__ENTRIES PROVIDED__
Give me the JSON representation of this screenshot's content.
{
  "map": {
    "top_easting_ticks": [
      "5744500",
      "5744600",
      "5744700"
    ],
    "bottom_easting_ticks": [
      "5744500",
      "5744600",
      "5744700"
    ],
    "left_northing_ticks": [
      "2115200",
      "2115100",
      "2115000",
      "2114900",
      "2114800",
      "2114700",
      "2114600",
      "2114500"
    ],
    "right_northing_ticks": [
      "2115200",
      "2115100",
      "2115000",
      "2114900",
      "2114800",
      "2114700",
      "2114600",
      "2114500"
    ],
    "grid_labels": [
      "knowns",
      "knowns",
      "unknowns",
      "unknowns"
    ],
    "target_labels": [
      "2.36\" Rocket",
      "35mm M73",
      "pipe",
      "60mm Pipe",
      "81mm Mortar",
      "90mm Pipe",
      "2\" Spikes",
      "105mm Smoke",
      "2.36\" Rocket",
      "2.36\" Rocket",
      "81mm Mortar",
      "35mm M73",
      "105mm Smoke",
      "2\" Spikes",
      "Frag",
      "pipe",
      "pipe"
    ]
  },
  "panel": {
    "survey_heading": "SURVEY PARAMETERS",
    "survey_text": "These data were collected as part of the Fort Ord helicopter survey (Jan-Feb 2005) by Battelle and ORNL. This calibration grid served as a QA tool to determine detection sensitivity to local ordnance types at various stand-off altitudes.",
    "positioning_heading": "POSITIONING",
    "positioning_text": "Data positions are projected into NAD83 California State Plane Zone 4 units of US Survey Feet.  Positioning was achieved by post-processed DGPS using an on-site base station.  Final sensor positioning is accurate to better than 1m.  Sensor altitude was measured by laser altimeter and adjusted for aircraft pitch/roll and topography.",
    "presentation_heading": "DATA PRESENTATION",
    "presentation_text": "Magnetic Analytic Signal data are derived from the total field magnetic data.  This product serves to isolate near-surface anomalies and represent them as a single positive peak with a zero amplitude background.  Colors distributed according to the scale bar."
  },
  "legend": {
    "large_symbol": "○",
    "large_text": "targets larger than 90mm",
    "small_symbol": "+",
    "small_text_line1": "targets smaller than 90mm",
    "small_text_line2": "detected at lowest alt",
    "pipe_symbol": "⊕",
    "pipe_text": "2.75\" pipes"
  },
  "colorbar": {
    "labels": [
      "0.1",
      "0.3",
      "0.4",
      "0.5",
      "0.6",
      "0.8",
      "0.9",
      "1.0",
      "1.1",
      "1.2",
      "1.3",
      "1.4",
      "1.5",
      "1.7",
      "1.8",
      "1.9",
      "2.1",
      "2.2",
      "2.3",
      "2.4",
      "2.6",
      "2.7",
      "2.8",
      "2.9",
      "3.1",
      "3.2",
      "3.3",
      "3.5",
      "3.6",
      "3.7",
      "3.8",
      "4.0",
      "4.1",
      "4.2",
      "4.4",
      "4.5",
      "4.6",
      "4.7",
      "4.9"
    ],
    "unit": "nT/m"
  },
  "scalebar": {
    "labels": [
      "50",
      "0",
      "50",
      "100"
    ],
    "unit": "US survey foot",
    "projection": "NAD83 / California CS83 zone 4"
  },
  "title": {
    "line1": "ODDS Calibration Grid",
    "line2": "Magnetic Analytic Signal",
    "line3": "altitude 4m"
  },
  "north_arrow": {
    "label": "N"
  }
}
==
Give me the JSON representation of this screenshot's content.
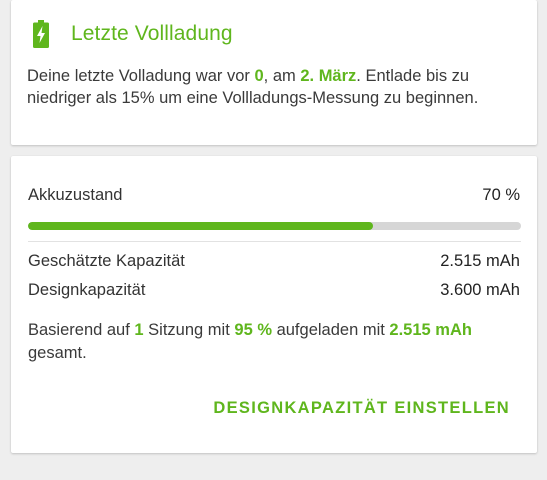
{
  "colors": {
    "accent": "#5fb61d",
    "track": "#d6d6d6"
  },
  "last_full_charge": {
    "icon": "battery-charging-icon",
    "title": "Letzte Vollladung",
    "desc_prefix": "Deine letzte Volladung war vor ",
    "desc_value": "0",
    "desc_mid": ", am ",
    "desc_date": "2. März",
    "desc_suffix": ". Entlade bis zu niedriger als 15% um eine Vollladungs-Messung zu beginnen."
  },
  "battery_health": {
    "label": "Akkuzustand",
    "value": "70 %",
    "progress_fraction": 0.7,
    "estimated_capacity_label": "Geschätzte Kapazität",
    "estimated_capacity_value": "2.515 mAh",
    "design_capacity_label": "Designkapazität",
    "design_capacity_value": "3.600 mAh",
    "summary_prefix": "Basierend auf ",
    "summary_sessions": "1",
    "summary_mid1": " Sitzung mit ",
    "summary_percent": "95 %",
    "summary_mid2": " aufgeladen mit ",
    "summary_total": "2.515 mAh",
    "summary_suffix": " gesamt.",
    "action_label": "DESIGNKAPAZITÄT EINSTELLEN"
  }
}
---
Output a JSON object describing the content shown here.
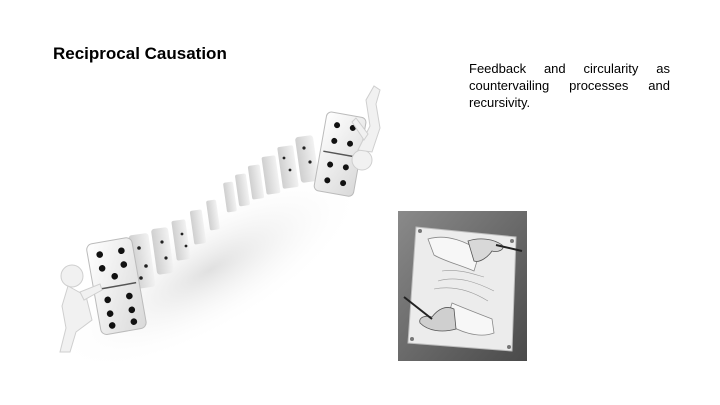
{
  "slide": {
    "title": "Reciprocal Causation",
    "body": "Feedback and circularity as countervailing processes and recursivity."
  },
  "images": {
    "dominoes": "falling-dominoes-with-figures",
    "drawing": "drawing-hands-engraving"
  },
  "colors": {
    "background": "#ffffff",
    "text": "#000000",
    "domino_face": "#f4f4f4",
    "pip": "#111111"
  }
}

__YOUR OBJECTIVE__
Going through the entries above line by line, work out how many lines include the word "background". Only the number is required.

__SOLVED EXERCISE__
2